━━━━━ Source data ━━━━━

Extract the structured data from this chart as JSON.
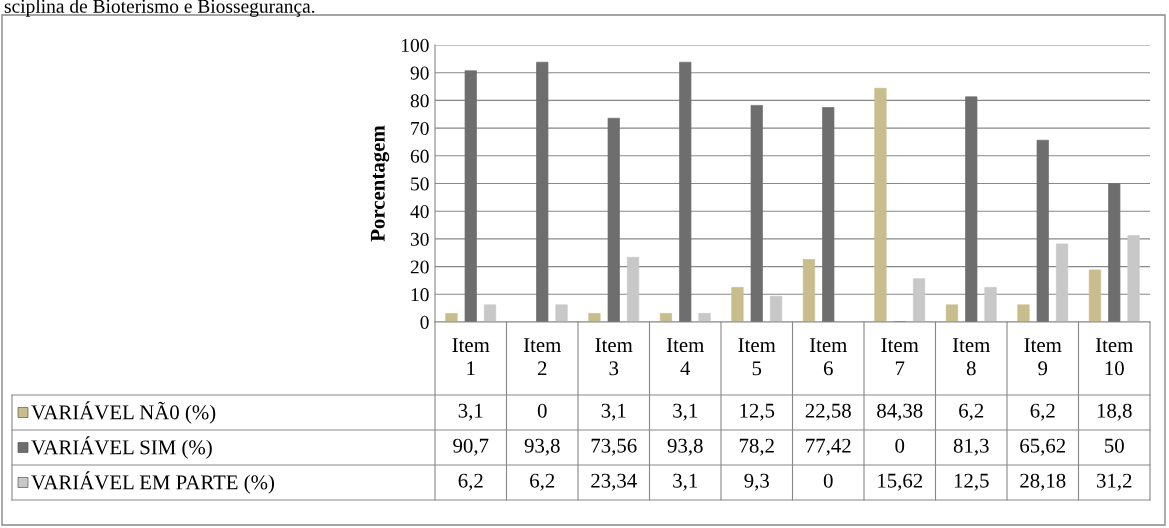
{
  "chart_data": {
    "type": "bar",
    "ylabel": "Porcentagem",
    "annotations": [
      "sciplina de Bioterismo e Biossegurança."
    ],
    "categories": [
      "Item 1",
      "Item 2",
      "Item 3",
      "Item 4",
      "Item 5",
      "Item 6",
      "Item 7",
      "Item 8",
      "Item 9",
      "Item 10"
    ],
    "series": [
      {
        "name": "VARIÁVEL NÃ0 (%)",
        "color": "#c8bd8c",
        "values": [
          3.1,
          0,
          3.1,
          3.1,
          12.5,
          22.58,
          84.38,
          6.2,
          6.2,
          18.8
        ],
        "value_labels": [
          "3,1",
          "0",
          "3,1",
          "3,1",
          "12,5",
          "22,58",
          "84,38",
          "6,2",
          "6,2",
          "18,8"
        ]
      },
      {
        "name": "VARIÁVEL SIM (%)",
        "color": "#6e6e6e",
        "values": [
          90.7,
          93.8,
          73.56,
          93.8,
          78.2,
          77.42,
          0,
          81.3,
          65.62,
          50
        ],
        "value_labels": [
          "90,7",
          "93,8",
          "73,56",
          "93,8",
          "78,2",
          "77,42",
          "0",
          "81,3",
          "65,62",
          "50"
        ]
      },
      {
        "name": "VARIÁVEL EM PARTE (%)",
        "color": "#c8c8c8",
        "values": [
          6.2,
          6.2,
          23.34,
          3.1,
          9.3,
          0,
          15.62,
          12.5,
          28.18,
          31.2
        ],
        "value_labels": [
          "6,2",
          "6,2",
          "23,34",
          "3,1",
          "9,3",
          "0",
          "15,62",
          "12,5",
          "28,18",
          "31,2"
        ]
      }
    ],
    "ylim": [
      0,
      100
    ],
    "yticks": [
      0,
      10,
      20,
      30,
      40,
      50,
      60,
      70,
      80,
      90,
      100
    ],
    "grid": "y",
    "legend": "bottom"
  }
}
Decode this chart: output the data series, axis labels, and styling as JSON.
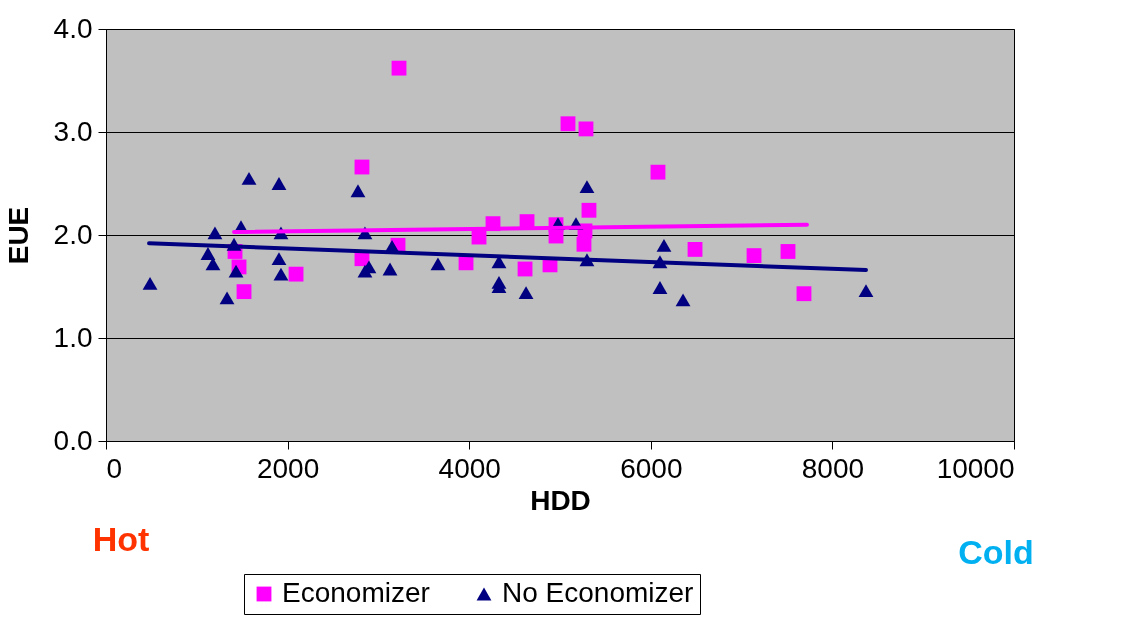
{
  "chart_data": {
    "type": "scatter",
    "xlabel": "HDD",
    "ylabel": "EUE",
    "xlim": [
      0,
      10000
    ],
    "xticks": [
      0,
      2000,
      4000,
      6000,
      8000,
      10000
    ],
    "ylim": [
      0.0,
      4.0
    ],
    "yticks": [
      {
        "value": 0,
        "label": "0.0"
      },
      {
        "value": 1,
        "label": "1.0"
      },
      {
        "value": 2,
        "label": "2.0"
      },
      {
        "value": 3,
        "label": "3.0"
      },
      {
        "value": 4,
        "label": "4.0"
      }
    ],
    "grid": "y",
    "legend": "bottom",
    "annotations": [
      "Hot",
      "Cold"
    ],
    "series": [
      {
        "name": "Economizer",
        "color": "#ff00ff",
        "marker": "square",
        "x": [
          1421,
          1465,
          1520,
          2093,
          2819,
          2819,
          3216,
          3227,
          3965,
          4108,
          4262,
          4615,
          4637,
          4890,
          4956,
          4956,
          5088,
          5275,
          5286,
          5264,
          5319,
          6079,
          6487,
          7137,
          7511,
          7687
        ],
        "values": [
          1.84,
          1.69,
          1.45,
          1.62,
          2.66,
          1.77,
          1.9,
          3.62,
          1.73,
          1.98,
          2.11,
          1.67,
          2.13,
          1.71,
          2.1,
          1.99,
          3.08,
          2.04,
          3.03,
          1.91,
          2.24,
          2.61,
          1.86,
          1.8,
          1.84,
          1.43
        ]
      },
      {
        "name": "No Economizer",
        "color": "#000080",
        "marker": "triangle",
        "x": [
          485,
          1123,
          1178,
          1200,
          1333,
          1410,
          1432,
          1487,
          1575,
          1905,
          1905,
          1927,
          1927,
          2775,
          2852,
          2852,
          2896,
          3128,
          3150,
          3656,
          4328,
          4328,
          4328,
          4626,
          4978,
          5176,
          5297,
          5297,
          6101,
          6101,
          6145,
          6355,
          8370
        ],
        "values": [
          1.53,
          1.82,
          1.72,
          2.02,
          1.39,
          1.91,
          1.65,
          2.08,
          2.55,
          2.5,
          1.77,
          2.02,
          1.62,
          2.43,
          2.02,
          1.65,
          1.69,
          1.67,
          1.89,
          1.72,
          1.74,
          1.54,
          1.5,
          1.44,
          2.11,
          2.11,
          2.47,
          1.76,
          1.74,
          1.49,
          1.9,
          1.37,
          1.46
        ]
      },
      {
        "type": "line",
        "color": "#ff00ff",
        "x": [
          1410,
          7720
        ],
        "values": [
          2.03,
          2.1
        ]
      },
      {
        "type": "line",
        "color": "#000080",
        "x": [
          474,
          8370
        ],
        "values": [
          1.92,
          1.66
        ]
      }
    ]
  }
}
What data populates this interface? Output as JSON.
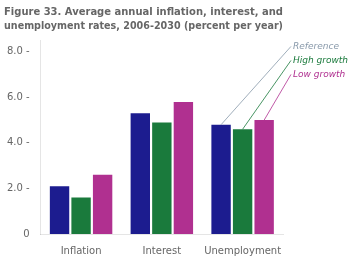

━━━━━

### What the task requires:
Quote the data above in full and without alteration; skip the pictures.

### Finished exercise:
Extract the structured data from this chart as JSON.
{
  "chart_data": {
    "type": "bar",
    "ylabel": "Porcentagem",
    "annotations": [
      "sciplina de Bioterismo e Biossegurança."
    ],
    "categories": [
      "Item 1",
      "Item 2",
      "Item 3",
      "Item 4",
      "Item 5",
      "Item 6",
      "Item 7",
      "Item 8",
      "Item 9",
      "Item 10"
    ],
    "series": [
      {
        "name": "VARIÁVEL NÃ0 (%)",
        "color": "#c8bd8c",
        "values": [
          3.1,
          0,
          3.1,
          3.1,
          12.5,
          22.58,
          84.38,
          6.2,
          6.2,
          18.8
        ],
        "value_labels": [
          "3,1",
          "0",
          "3,1",
          "3,1",
          "12,5",
          "22,58",
          "84,38",
          "6,2",
          "6,2",
          "18,8"
        ]
      },
      {
        "name": "VARIÁVEL SIM (%)",
        "color": "#6e6e6e",
        "values": [
          90.7,
          93.8,
          73.56,
          93.8,
          78.2,
          77.42,
          0,
          81.3,
          65.62,
          50
        ],
        "value_labels": [
          "90,7",
          "93,8",
          "73,56",
          "93,8",
          "78,2",
          "77,42",
          "0",
          "81,3",
          "65,62",
          "50"
        ]
      },
      {
        "name": "VARIÁVEL EM PARTE (%)",
        "color": "#c8c8c8",
        "values": [
          6.2,
          6.2,
          23.34,
          3.1,
          9.3,
          0,
          15.62,
          12.5,
          28.18,
          31.2
        ],
        "value_labels": [
          "6,2",
          "6,2",
          "23,34",
          "3,1",
          "9,3",
          "0",
          "15,62",
          "12,5",
          "28,18",
          "31,2"
        ]
      }
    ],
    "ylim": [
      0,
      100
    ],
    "yticks": [
      0,
      10,
      20,
      30,
      40,
      50,
      60,
      70,
      80,
      90,
      100
    ],
    "grid": "y",
    "legend": "bottom"
  }
}
Decode this chart: output the data series, axis labels, and styling as JSON.
{
  "chart_data": {
    "type": "scatter",
    "xlabel": "HDD",
    "ylabel": "EUE",
    "xlim": [
      0,
      10000
    ],
    "xticks": [
      0,
      2000,
      4000,
      6000,
      8000,
      10000
    ],
    "ylim": [
      0.0,
      4.0
    ],
    "yticks": [
      {
        "value": 0,
        "label": "0.0"
      },
      {
        "value": 1,
        "label": "1.0"
      },
      {
        "value": 2,
        "label": "2.0"
      },
      {
        "value": 3,
        "label": "3.0"
      },
      {
        "value": 4,
        "label": "4.0"
      }
    ],
    "grid": "y",
    "legend": "bottom",
    "annotations": [
      "Hot",
      "Cold"
    ],
    "series": [
      {
        "name": "Economizer",
        "color": "#ff00ff",
        "marker": "square",
        "x": [
          1421,
          1465,
          1520,
          2093,
          2819,
          2819,
          3216,
          3227,
          3965,
          4108,
          4262,
          4615,
          4637,
          4890,
          4956,
          4956,
          5088,
          5275,
          5286,
          5264,
          5319,
          6079,
          6487,
          7137,
          7511,
          7687
        ],
        "values": [
          1.84,
          1.69,
          1.45,
          1.62,
          2.66,
          1.77,
          1.9,
          3.62,
          1.73,
          1.98,
          2.11,
          1.67,
          2.13,
          1.71,
          2.1,
          1.99,
          3.08,
          2.04,
          3.03,
          1.91,
          2.24,
          2.61,
          1.86,
          1.8,
          1.84,
          1.43
        ]
      },
      {
        "name": "No Economizer",
        "color": "#000080",
        "marker": "triangle",
        "x": [
          485,
          1123,
          1178,
          1200,
          1333,
          1410,
          1432,
          1487,
          1575,
          1905,
          1905,
          1927,
          1927,
          2775,
          2852,
          2852,
          2896,
          3128,
          3150,
          3656,
          4328,
          4328,
          4328,
          4626,
          4978,
          5176,
          5297,
          5297,
          6101,
          6101,
          6145,
          6355,
          8370
        ],
        "values": [
          1.53,
          1.82,
          1.72,
          2.02,
          1.39,
          1.91,
          1.65,
          2.08,
          2.55,
          2.5,
          1.77,
          2.02,
          1.62,
          2.43,
          2.02,
          1.65,
          1.69,
          1.67,
          1.89,
          1.72,
          1.74,
          1.54,
          1.5,
          1.44,
          2.11,
          2.11,
          2.47,
          1.76,
          1.74,
          1.49,
          1.9,
          1.37,
          1.46
        ]
      },
      {
        "type": "line",
        "color": "#ff00ff",
        "x": [
          1410,
          7720
        ],
        "values": [
          2.03,
          2.1
        ]
      },
      {
        "type": "line",
        "color": "#000080",
        "x": [
          474,
          8370
        ],
        "values": [
          1.92,
          1.66
        ]
      }
    ]
  }
}
What data populates this interface? Output as JSON.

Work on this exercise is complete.